START

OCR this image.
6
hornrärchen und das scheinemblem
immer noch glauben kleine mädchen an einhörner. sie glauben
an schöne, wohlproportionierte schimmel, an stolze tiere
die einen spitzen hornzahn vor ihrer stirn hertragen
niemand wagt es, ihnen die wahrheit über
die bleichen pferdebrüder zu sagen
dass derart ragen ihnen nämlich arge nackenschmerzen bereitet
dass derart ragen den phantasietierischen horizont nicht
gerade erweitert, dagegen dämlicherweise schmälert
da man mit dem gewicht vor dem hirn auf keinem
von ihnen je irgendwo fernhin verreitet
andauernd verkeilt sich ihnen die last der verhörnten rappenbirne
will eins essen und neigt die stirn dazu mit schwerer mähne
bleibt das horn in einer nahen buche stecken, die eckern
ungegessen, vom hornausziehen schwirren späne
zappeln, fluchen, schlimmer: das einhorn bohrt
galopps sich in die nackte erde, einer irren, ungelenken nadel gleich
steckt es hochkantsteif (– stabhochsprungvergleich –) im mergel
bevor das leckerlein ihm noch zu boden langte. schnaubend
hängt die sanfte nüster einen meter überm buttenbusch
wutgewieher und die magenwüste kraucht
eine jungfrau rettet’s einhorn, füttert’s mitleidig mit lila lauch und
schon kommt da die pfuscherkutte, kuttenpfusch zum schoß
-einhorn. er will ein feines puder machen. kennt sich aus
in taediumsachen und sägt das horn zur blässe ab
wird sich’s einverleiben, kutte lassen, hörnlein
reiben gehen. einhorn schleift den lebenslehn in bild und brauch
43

END

Restate every entry word for word.

Full answer -
OCR this image.
6
hornrärchen und das scheinemblem
immer noch glauben kleine mädchen an einhörner. sie glauben
an schöne, wohlproportionierte schimmel, an stolze tiere
die einen spitzen hornzahn vor ihrer stirn hertragen
niemand wagt es, ihnen die wahrheit über
die bleichen pferdebrüder zu sagen
dass derart ragen ihnen nämlich arge nackenschmerzen bereitet
dass derart ragen den phantasietierischen horizont nicht
gerade erweitert, dagegen dämlicherweise schmälert
da man mit dem gewicht vor dem hirn auf keinem
von ihnen je irgendwo fernhin verreitet
andauernd verkeilt sich ihnen die last der verhörnten rappenbirne
will eins essen und neigt die stirn dazu mit schwerer mähne
bleibt das horn in einer nahen buche stecken, die eckern
ungegessen, vom hornausziehen schwirren späne
zappeln, fluchen, schlimmer: das einhorn bohrt
galopps sich in die nackte erde, einer irren, ungelenken nadel gleich
steckt es hochkantsteif (– stabhochsprungvergleich –) im mergel
bevor das leckerlein ihm noch zu boden langte. schnaubend
hängt die sanfte nüster einen meter überm buttenbusch
wutgewieher und die magenwüste kraucht
eine jungfrau rettet’s einhorn, füttert’s mitleidig mit lila lauch und
schon kommt da die pfuscherkutte, kuttenpfusch zum schoß
-einhorn. er will ein feines puder machen. kennt sich aus
in taediumsachen und sägt das horn zur blässe ab
wird sich’s einverleiben, kutte lassen, hörnlein
reiben gehen. einhorn schleift den lebenslehn in bild und brauch
43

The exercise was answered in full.